> _Set task_
Take the line that contains "Read this page and output its text content." and each line after it in the material below, and transcribe them exactly, stopping at the end.

> _Given data_
◆ ◆ ◆ ◆
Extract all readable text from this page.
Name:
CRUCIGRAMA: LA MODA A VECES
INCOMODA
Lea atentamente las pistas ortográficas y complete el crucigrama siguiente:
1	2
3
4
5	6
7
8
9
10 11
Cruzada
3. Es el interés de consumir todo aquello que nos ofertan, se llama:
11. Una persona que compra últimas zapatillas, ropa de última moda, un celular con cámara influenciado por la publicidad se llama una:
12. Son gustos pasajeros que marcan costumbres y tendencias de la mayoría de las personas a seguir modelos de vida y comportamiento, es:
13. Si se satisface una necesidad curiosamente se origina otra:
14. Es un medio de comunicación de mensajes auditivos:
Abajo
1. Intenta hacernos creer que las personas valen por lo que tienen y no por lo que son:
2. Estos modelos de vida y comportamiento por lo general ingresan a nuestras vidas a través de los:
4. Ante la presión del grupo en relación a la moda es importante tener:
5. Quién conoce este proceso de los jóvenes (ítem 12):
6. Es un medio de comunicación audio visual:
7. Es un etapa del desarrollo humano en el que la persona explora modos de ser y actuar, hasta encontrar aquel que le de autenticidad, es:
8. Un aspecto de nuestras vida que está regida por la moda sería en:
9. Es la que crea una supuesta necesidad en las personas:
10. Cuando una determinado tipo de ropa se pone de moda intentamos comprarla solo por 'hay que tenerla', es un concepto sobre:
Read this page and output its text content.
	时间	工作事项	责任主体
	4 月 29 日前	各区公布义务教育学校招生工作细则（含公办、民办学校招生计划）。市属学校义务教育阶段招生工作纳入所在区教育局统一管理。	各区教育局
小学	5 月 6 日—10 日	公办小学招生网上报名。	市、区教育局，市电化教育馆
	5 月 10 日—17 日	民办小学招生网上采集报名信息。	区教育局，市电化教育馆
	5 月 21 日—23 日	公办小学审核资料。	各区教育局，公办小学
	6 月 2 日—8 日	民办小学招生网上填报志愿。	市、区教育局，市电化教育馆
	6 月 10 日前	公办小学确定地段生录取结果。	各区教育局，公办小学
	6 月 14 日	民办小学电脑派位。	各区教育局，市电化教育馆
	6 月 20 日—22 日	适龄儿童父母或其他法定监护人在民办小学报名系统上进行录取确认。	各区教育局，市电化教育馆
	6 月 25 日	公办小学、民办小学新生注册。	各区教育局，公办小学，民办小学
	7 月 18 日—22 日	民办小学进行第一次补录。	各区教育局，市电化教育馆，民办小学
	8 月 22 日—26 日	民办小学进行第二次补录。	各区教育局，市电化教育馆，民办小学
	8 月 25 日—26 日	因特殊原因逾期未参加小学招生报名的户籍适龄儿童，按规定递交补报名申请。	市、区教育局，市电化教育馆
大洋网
◆ ◆ ◆ ◆
> _Worked answer_
Read this page and output its text content.
	时间	工作事项	责任主体
	4 月 29 日前	各区公布义务教育学校招生工作细则（含公办、民办学校招生计划）。市属学校义务教育阶段招生工作纳入所在区教育局统一管理。	各区教育局
小学	5 月 6 日—10 日	公办小学招生网上报名。	市、区教育局，市电化教育馆
	5 月 10 日—17 日	民办小学招生网上采集报名信息。	区教育局，市电化教育馆
	5 月 21 日—23 日	公办小学审核资料。	各区教育局，公办小学
	6 月 2 日—8 日	民办小学招生网上填报志愿。	市、区教育局，市电化教育馆
	6 月 10 日前	公办小学确定地段生录取结果。	各区教育局，公办小学
	6 月 14 日	民办小学电脑派位。	各区教育局，市电化教育馆
	6 月 20 日—22 日	适龄儿童父母或其他法定监护人在民办小学报名系统上进行录取确认。	各区教育局，市电化教育馆
	6 月 25 日	公办小学、民办小学新生注册。	各区教育局，公办小学，民办小学
	7 月 18 日—22 日	民办小学进行第一次补录。	各区教育局，市电化教育馆，民办小学
	8 月 22 日—26 日	民办小学进行第二次补录。	各区教育局，市电化教育馆，民办小学
	8 月 25 日—26 日	因特殊原因逾期未参加小学招生报名的户籍适龄儿童，按规定递交补报名申请。	市、区教育局，市电化教育馆
大洋网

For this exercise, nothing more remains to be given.